THE INPUT:
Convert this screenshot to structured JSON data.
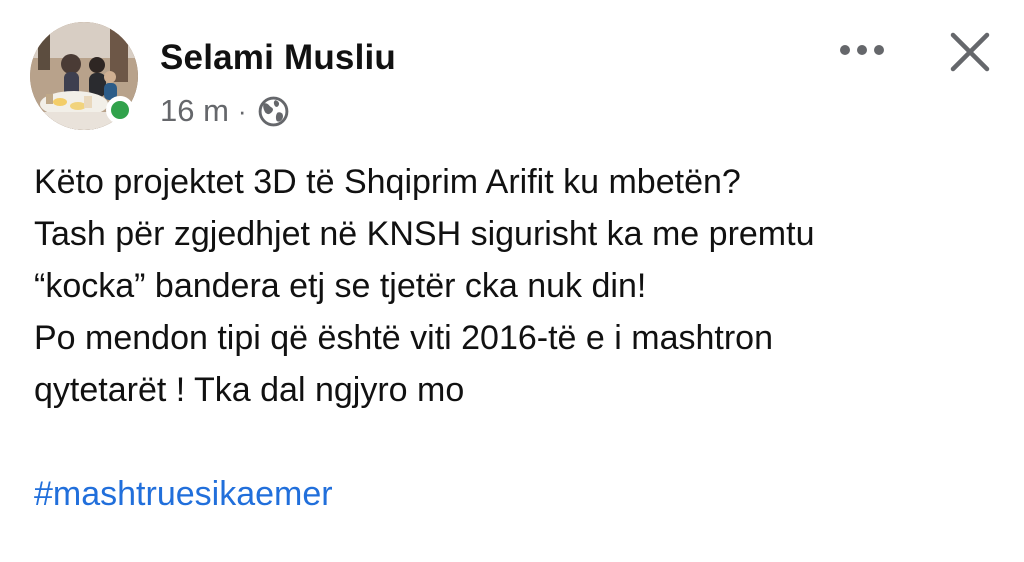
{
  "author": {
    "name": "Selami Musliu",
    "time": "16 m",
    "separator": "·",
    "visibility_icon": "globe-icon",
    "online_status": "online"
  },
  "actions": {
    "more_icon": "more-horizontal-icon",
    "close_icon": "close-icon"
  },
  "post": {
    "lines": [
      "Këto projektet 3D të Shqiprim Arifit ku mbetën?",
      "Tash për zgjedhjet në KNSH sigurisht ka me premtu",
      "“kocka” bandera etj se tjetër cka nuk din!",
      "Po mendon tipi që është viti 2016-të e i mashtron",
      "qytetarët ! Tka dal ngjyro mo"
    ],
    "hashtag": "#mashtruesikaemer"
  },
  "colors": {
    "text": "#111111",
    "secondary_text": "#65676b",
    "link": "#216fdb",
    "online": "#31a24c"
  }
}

TO DO: Among the lines of the records above, count those holding the string "online", and report only the number.

EXERCISE SOLUTION: 2